THE EXERCISE
Repeat every record below exactly as written.

(Data extracted from a collection)

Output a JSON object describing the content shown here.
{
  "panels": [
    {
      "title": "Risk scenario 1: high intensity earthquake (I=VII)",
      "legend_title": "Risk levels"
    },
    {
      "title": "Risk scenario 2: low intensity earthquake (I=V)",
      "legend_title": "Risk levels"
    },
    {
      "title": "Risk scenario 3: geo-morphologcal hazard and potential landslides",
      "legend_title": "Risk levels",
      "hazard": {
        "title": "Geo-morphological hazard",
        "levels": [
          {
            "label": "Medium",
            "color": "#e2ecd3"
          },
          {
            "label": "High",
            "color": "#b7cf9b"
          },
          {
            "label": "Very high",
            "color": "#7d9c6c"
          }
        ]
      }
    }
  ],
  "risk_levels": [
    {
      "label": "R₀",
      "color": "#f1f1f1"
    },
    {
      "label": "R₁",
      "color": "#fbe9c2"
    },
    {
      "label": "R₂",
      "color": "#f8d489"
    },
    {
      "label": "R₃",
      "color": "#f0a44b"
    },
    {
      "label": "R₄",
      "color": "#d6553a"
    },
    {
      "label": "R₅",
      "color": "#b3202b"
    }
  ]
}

WORKED SOLUTION
Output a JSON object describing the content shown here.
{
  "panels": [
    {
      "title": "Risk scenario 1: high intensity earthquake (I=VII)",
      "legend_title": "Risk levels"
    },
    {
      "title": "Risk scenario 2: low intensity earthquake (I=V)",
      "legend_title": "Risk levels"
    },
    {
      "title": "Risk scenario 3: geo-morphologcal hazard and potential landslides",
      "legend_title": "Risk levels",
      "hazard": {
        "title": "Geo-morphological hazard",
        "levels": [
          {
            "label": "Medium",
            "color": "#e2ecd3"
          },
          {
            "label": "High",
            "color": "#b7cf9b"
          },
          {
            "label": "Very high",
            "color": "#7d9c6c"
          }
        ]
      }
    }
  ],
  "risk_levels": [
    {
      "label": "R₀",
      "color": "#f1f1f1"
    },
    {
      "label": "R₁",
      "color": "#fbe9c2"
    },
    {
      "label": "R₂",
      "color": "#f8d489"
    },
    {
      "label": "R₃",
      "color": "#f0a44b"
    },
    {
      "label": "R₄",
      "color": "#d6553a"
    },
    {
      "label": "R₅",
      "color": "#b3202b"
    }
  ]
}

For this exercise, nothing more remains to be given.